Stored data:
>>>

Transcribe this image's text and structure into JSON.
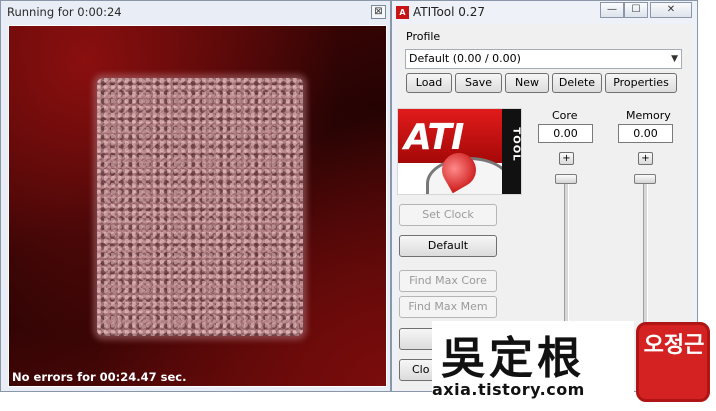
{
  "render_window": {
    "title": "Running for 0:00:24",
    "close_glyph": "⊠",
    "status_text": "No errors for 00:24.47 sec.",
    "colors": {
      "background": "#3a0505",
      "fur": "#a06d70"
    }
  },
  "atitool": {
    "title": "ATITool 0.27",
    "caption_buttons": {
      "minimize": "—",
      "maximize": "☐",
      "close": "✕"
    },
    "profile": {
      "label": "Profile",
      "selected": "Default (0.00 / 0.00)",
      "buttons": {
        "load": "Load",
        "save": "Save",
        "new": "New",
        "delete": "Delete",
        "properties": "Properties"
      }
    },
    "logo": {
      "brand": "ATI",
      "sub": "TOOL"
    },
    "core": {
      "label": "Core",
      "value": "0.00",
      "plus": "+"
    },
    "memory": {
      "label": "Memory",
      "value": "0.00",
      "plus": "+"
    },
    "actions": {
      "set_clock": "Set Clock",
      "default": "Default",
      "find_max_core": "Find Max Core",
      "find_max_mem": "Find Max Mem",
      "close_partial": "Clo"
    }
  },
  "watermark": {
    "chars": "吳定根",
    "url": "axia.tistory.com",
    "seal": "오정근"
  }
}
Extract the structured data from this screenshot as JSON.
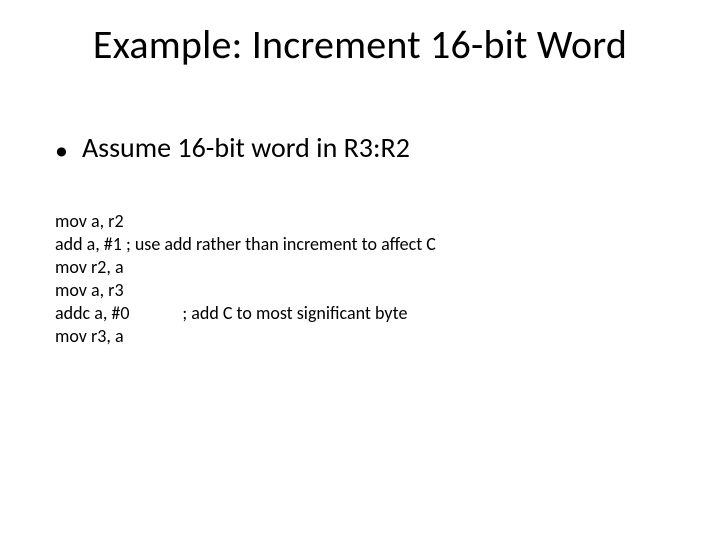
{
  "title": "Example: Increment 16-bit Word",
  "bullet": {
    "marker": "•",
    "text": "Assume 16-bit word in R3:R2"
  },
  "code": {
    "lines": [
      "mov a, r2",
      "add a, #1 ; use add rather than increment to affect C",
      "mov r2, a",
      "mov a, r3",
      "addc a, #0             ; add C to most significant byte",
      "mov r3, a"
    ]
  }
}
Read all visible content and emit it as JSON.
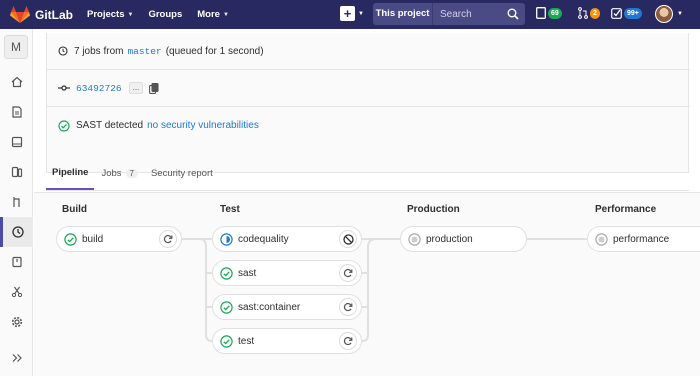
{
  "navbar": {
    "brand": "GitLab",
    "menu": [
      {
        "label": "Projects"
      },
      {
        "label": "Groups"
      },
      {
        "label": "More"
      }
    ],
    "search_scope": "This project",
    "search_placeholder": "Search",
    "counters": [
      {
        "icon": "todo-list-icon",
        "count": "69",
        "color": "#1aaa55"
      },
      {
        "icon": "merge-request-icon",
        "count": "2",
        "color": "#fc9403"
      },
      {
        "icon": "issues-check-icon",
        "count": "99+",
        "color": "#1f78d1"
      }
    ]
  },
  "sidebar": {
    "project_initial": "M",
    "items": [
      {
        "icon": "home-icon"
      },
      {
        "icon": "repository-icon"
      },
      {
        "icon": "issues-icon"
      },
      {
        "icon": "merge-requests-icon"
      },
      {
        "icon": "branch-icon"
      },
      {
        "icon": "ci-cd-icon",
        "active": true
      },
      {
        "icon": "operations-icon"
      },
      {
        "icon": "snippets-icon"
      },
      {
        "icon": "settings-icon"
      },
      {
        "icon": "collapse-sidebar-icon"
      }
    ]
  },
  "pipeline_info": {
    "jobs_text_prefix": "7 jobs from",
    "branch": "master",
    "jobs_text_suffix": "(queued for 1 second)",
    "commit_sha": "63492726",
    "ellipsis": "...",
    "sast_text": "SAST detected",
    "sast_link": "no security vulnerabilities"
  },
  "tabs": [
    {
      "label": "Pipeline",
      "active": true
    },
    {
      "label": "Jobs",
      "count": "7"
    },
    {
      "label": "Security report"
    }
  ],
  "stages": [
    {
      "name": "Build",
      "jobs": [
        {
          "name": "build",
          "status": "success",
          "action": "retry"
        }
      ]
    },
    {
      "name": "Test",
      "jobs": [
        {
          "name": "codequality",
          "status": "running",
          "action": "cancel"
        },
        {
          "name": "sast",
          "status": "success",
          "action": "retry"
        },
        {
          "name": "sast:container",
          "status": "success",
          "action": "retry"
        },
        {
          "name": "test",
          "status": "success",
          "action": "retry"
        }
      ]
    },
    {
      "name": "Production",
      "jobs": [
        {
          "name": "production",
          "status": "manual",
          "action": "none"
        }
      ]
    },
    {
      "name": "Performance",
      "jobs": [
        {
          "name": "performance",
          "status": "manual",
          "action": "none"
        }
      ]
    }
  ],
  "colors": {
    "navbar": "#292961",
    "success": "#1aaa55",
    "running": "#1f78d1",
    "manual": "#aaaaaa",
    "tab_active": "#6b4fbb"
  }
}
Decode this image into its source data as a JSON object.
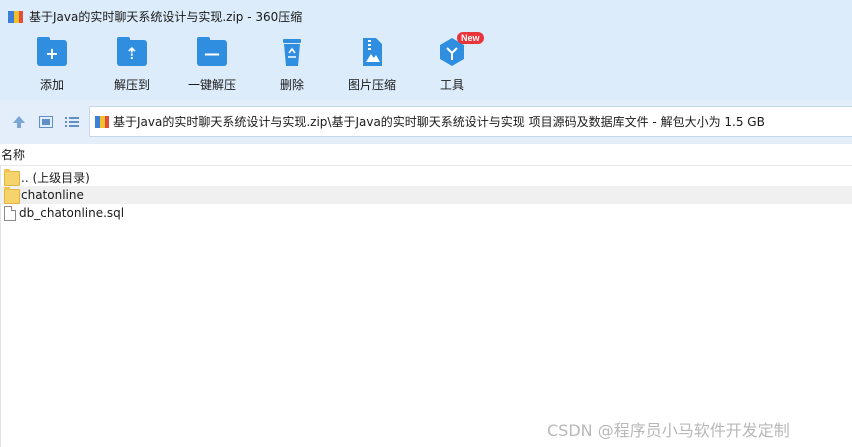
{
  "window": {
    "title": "基于Java的实时聊天系统设计与实现.zip - 360压缩"
  },
  "toolbar": {
    "items": [
      {
        "label": "添加",
        "icon": "add-folder-icon"
      },
      {
        "label": "解压到",
        "icon": "extract-to-folder-icon"
      },
      {
        "label": "一键解压",
        "icon": "quick-extract-folder-icon"
      },
      {
        "label": "删除",
        "icon": "recycle-bin-icon"
      },
      {
        "label": "图片压缩",
        "icon": "image-compress-icon"
      },
      {
        "label": "工具",
        "icon": "tools-cube-icon",
        "badge": "New"
      }
    ]
  },
  "address": {
    "path": "基于Java的实时聊天系统设计与实现.zip\\基于Java的实时聊天系统设计与实现 项目源码及数据库文件 - 解包大小为 1.5 GB"
  },
  "list": {
    "header": "名称",
    "rows": [
      {
        "name": ".. (上级目录)",
        "type": "folder"
      },
      {
        "name": "chatonline",
        "type": "folder"
      },
      {
        "name": "db_chatonline.sql",
        "type": "file"
      }
    ]
  },
  "watermark": "CSDN @程序员小马软件开发定制",
  "colors": {
    "chrome": "#dcecfb",
    "accent": "#2f8ee0",
    "badge": "#e8343a"
  }
}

<<<

== What you have to do ==
With pictures omitted, reproduce exactly the lines from the line containing "Decode this image" through the end of the data above.

== Final answer ==
Decode this image into its source data as a JSON object.
{
  "window": {
    "title": "基于Java的实时聊天系统设计与实现.zip - 360压缩"
  },
  "toolbar": {
    "items": [
      {
        "label": "添加",
        "icon": "add-folder-icon"
      },
      {
        "label": "解压到",
        "icon": "extract-to-folder-icon"
      },
      {
        "label": "一键解压",
        "icon": "quick-extract-folder-icon"
      },
      {
        "label": "删除",
        "icon": "recycle-bin-icon"
      },
      {
        "label": "图片压缩",
        "icon": "image-compress-icon"
      },
      {
        "label": "工具",
        "icon": "tools-cube-icon",
        "badge": "New"
      }
    ]
  },
  "address": {
    "path": "基于Java的实时聊天系统设计与实现.zip\\基于Java的实时聊天系统设计与实现 项目源码及数据库文件 - 解包大小为 1.5 GB"
  },
  "list": {
    "header": "名称",
    "rows": [
      {
        "name": ".. (上级目录)",
        "type": "folder"
      },
      {
        "name": "chatonline",
        "type": "folder"
      },
      {
        "name": "db_chatonline.sql",
        "type": "file"
      }
    ]
  },
  "watermark": "CSDN @程序员小马软件开发定制",
  "colors": {
    "chrome": "#dcecfb",
    "accent": "#2f8ee0",
    "badge": "#e8343a"
  }
}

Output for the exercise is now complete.